§ **The task**
Locate all lines with the word "structured" and copy them out.

§ **Task inputs**
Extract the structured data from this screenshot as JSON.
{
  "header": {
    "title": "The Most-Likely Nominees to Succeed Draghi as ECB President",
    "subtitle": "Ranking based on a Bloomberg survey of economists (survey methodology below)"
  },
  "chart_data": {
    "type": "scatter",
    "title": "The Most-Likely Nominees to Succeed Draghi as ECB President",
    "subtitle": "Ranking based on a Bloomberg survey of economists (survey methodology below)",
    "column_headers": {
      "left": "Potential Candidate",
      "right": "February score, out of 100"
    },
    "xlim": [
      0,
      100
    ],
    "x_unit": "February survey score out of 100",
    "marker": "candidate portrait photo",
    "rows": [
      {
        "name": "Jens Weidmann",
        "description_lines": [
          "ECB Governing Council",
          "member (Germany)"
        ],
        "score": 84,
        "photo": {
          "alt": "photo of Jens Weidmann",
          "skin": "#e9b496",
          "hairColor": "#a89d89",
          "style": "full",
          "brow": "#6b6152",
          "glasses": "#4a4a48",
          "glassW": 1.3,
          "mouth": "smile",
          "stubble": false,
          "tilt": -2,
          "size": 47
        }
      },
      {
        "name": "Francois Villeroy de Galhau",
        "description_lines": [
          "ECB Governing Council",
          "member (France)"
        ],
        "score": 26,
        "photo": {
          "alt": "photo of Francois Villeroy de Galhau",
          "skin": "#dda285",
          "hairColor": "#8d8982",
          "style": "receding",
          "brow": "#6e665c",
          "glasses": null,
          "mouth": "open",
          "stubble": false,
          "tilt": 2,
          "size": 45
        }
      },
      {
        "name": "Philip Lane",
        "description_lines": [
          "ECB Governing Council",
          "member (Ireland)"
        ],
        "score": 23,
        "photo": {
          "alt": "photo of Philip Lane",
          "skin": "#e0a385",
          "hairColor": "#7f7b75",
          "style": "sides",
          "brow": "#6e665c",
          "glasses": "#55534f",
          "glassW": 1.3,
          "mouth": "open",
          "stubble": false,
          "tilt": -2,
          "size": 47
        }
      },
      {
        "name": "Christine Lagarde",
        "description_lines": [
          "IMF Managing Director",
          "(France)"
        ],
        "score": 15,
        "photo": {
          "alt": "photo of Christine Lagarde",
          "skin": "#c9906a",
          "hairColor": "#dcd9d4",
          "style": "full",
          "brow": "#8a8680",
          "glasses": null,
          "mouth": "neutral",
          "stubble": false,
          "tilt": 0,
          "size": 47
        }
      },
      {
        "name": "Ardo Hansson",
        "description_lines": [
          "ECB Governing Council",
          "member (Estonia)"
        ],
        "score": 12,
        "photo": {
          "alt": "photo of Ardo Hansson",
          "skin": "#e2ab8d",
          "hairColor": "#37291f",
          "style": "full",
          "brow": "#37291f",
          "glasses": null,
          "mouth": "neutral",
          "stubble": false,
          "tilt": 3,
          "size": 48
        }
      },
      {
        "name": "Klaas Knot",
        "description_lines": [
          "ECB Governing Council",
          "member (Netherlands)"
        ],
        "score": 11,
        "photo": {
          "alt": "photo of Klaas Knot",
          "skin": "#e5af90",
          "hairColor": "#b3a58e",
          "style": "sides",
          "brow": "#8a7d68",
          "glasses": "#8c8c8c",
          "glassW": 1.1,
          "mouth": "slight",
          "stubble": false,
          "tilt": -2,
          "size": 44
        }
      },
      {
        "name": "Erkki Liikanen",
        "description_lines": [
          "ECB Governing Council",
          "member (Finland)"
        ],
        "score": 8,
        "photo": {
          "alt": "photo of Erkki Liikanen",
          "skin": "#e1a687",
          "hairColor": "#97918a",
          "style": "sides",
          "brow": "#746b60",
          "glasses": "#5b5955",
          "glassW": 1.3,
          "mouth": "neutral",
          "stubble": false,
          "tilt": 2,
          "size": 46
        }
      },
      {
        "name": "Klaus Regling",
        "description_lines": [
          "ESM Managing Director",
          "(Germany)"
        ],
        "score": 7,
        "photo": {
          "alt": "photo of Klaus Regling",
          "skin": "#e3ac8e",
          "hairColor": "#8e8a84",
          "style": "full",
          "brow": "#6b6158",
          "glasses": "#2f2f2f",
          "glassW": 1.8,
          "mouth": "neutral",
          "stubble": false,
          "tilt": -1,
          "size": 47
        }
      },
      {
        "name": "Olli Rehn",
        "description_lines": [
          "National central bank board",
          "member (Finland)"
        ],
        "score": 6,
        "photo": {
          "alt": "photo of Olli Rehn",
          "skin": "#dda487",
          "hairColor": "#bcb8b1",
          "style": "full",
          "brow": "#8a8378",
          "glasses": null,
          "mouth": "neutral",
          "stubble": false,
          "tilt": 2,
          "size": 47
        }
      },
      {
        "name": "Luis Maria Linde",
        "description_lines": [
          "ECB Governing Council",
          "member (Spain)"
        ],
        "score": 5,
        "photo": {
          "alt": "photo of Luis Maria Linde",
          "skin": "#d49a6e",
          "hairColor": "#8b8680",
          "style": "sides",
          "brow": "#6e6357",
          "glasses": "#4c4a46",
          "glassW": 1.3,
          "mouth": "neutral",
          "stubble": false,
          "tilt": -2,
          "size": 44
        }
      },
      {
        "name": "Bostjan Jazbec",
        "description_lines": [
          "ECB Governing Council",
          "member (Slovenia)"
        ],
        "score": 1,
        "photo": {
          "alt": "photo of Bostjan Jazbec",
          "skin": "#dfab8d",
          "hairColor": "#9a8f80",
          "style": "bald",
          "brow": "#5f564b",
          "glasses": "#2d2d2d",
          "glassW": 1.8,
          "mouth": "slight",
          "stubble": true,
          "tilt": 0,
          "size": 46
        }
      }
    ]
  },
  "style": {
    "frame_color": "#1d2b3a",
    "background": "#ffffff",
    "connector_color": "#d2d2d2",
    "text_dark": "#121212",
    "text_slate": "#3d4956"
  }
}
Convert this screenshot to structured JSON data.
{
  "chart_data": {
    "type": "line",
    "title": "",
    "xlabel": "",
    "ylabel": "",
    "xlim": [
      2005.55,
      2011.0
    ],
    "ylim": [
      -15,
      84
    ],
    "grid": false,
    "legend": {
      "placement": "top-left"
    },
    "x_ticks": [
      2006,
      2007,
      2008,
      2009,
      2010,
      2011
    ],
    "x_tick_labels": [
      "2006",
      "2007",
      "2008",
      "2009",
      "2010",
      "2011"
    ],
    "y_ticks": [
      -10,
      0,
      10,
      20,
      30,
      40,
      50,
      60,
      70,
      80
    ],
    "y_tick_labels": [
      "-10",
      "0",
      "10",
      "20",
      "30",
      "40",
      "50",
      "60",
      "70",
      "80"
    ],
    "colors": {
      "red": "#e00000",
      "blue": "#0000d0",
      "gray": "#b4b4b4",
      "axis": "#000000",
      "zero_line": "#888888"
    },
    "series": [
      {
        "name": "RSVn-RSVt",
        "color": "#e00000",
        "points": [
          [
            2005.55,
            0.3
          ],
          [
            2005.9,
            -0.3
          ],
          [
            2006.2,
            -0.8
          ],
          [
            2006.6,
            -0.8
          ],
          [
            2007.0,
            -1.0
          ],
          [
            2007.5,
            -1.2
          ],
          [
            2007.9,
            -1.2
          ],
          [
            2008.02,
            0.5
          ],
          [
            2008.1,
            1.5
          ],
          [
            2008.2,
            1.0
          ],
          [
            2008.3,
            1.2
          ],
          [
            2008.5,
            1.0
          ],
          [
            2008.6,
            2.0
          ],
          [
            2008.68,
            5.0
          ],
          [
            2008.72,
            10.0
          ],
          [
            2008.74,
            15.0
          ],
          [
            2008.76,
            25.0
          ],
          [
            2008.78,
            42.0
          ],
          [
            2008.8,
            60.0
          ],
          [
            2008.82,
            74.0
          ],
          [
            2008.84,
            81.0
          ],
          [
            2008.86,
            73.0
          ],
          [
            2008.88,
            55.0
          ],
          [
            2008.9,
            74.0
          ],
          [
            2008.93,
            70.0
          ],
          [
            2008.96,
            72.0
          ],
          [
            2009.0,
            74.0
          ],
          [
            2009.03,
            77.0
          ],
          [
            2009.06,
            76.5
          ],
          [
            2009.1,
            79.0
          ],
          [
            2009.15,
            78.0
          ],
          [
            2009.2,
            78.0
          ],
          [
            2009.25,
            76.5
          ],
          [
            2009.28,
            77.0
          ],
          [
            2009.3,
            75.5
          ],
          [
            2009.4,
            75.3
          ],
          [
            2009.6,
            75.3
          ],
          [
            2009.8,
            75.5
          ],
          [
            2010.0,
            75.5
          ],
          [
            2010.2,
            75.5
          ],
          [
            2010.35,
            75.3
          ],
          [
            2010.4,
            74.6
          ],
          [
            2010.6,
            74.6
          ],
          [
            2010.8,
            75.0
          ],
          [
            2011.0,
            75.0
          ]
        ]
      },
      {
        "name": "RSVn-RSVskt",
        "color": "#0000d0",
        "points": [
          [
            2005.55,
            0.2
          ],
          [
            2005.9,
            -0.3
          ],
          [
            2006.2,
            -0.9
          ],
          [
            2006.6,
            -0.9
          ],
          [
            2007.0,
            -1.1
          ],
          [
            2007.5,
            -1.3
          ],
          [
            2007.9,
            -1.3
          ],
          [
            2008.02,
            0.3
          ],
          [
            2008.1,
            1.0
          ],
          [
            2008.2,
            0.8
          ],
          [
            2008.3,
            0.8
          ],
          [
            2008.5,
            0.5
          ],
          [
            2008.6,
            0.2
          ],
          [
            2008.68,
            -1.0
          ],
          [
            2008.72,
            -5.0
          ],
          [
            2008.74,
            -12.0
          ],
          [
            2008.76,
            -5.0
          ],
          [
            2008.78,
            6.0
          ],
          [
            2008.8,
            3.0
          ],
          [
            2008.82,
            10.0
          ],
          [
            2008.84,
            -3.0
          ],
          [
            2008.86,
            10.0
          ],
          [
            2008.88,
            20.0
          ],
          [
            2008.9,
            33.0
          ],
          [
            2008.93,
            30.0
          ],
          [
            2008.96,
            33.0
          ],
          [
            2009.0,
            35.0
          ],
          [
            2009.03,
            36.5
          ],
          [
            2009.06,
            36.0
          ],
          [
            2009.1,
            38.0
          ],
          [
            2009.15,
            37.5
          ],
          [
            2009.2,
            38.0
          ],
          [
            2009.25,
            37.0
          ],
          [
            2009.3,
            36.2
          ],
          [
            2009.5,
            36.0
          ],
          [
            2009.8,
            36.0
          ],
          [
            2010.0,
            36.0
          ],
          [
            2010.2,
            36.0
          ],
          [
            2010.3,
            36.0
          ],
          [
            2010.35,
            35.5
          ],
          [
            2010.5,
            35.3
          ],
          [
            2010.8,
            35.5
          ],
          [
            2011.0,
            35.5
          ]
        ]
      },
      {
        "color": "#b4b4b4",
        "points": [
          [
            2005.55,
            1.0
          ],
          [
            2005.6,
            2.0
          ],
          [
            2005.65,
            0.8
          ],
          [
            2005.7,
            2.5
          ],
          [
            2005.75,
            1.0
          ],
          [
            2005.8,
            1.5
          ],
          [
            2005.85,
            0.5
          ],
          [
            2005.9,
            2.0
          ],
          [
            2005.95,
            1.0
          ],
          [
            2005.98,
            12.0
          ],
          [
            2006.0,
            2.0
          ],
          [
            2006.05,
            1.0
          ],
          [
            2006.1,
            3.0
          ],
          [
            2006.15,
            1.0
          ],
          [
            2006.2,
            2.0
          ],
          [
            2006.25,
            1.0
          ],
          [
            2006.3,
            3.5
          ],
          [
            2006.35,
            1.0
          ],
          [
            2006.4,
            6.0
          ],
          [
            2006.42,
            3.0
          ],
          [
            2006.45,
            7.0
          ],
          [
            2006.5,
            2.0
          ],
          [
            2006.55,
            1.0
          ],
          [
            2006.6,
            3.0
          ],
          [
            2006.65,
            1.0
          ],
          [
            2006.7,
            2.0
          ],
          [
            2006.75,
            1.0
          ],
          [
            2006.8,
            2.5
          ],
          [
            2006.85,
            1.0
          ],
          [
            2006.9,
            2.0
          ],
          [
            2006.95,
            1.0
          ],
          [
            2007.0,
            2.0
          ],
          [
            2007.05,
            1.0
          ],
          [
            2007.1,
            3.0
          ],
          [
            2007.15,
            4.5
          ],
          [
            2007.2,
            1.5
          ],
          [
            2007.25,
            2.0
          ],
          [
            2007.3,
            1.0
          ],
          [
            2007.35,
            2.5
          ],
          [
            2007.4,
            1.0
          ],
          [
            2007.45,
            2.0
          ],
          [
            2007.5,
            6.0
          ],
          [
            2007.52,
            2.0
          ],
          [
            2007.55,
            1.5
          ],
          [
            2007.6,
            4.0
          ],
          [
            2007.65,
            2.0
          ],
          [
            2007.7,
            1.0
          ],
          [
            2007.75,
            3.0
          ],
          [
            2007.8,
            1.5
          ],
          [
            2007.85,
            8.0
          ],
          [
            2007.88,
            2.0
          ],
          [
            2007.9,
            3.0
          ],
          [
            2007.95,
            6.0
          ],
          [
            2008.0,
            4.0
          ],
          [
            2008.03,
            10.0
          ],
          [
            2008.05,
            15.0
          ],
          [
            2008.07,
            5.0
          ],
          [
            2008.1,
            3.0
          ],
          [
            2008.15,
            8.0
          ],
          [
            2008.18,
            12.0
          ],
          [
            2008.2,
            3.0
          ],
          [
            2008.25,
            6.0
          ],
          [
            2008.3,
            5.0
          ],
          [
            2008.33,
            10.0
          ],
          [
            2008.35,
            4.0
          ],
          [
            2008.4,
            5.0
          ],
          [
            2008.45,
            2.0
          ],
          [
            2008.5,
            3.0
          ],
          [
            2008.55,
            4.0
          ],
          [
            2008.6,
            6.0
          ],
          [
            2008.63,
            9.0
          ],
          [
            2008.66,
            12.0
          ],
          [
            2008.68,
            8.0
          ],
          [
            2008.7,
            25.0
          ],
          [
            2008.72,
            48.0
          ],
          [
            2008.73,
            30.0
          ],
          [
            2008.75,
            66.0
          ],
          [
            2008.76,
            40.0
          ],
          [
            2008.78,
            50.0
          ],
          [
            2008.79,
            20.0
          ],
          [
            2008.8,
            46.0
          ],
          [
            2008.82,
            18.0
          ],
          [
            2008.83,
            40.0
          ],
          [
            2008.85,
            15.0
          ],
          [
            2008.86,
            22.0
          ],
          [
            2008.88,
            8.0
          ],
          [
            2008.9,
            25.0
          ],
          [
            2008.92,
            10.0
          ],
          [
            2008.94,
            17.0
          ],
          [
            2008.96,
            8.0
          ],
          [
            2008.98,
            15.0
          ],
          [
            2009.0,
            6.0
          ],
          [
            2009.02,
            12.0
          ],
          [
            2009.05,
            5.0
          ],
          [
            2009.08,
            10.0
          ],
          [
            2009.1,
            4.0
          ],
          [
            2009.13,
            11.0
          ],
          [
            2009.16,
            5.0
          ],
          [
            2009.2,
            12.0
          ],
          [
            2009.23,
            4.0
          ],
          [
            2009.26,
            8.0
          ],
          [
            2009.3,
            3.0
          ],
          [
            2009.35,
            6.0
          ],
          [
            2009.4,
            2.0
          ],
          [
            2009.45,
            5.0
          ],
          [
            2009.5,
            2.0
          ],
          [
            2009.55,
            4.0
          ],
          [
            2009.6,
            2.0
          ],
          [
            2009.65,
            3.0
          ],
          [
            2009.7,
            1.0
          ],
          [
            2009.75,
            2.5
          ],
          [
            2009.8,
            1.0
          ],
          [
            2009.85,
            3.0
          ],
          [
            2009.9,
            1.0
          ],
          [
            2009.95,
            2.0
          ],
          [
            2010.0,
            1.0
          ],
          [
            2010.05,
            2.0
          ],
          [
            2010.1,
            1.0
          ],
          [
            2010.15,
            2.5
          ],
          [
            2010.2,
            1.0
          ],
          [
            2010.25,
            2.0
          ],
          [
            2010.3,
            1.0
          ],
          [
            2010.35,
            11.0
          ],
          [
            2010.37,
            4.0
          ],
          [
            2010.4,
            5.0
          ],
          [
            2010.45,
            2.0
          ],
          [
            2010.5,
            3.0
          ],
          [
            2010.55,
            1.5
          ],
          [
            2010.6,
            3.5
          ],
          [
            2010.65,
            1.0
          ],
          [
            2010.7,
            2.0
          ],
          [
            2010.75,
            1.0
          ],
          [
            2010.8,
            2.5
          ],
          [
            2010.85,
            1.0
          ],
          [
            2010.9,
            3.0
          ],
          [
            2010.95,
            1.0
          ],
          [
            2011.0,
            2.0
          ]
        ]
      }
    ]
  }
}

§ **Final answer**
Extract the structured data from this screenshot as JSON.
Convert this screenshot to structured JSON data.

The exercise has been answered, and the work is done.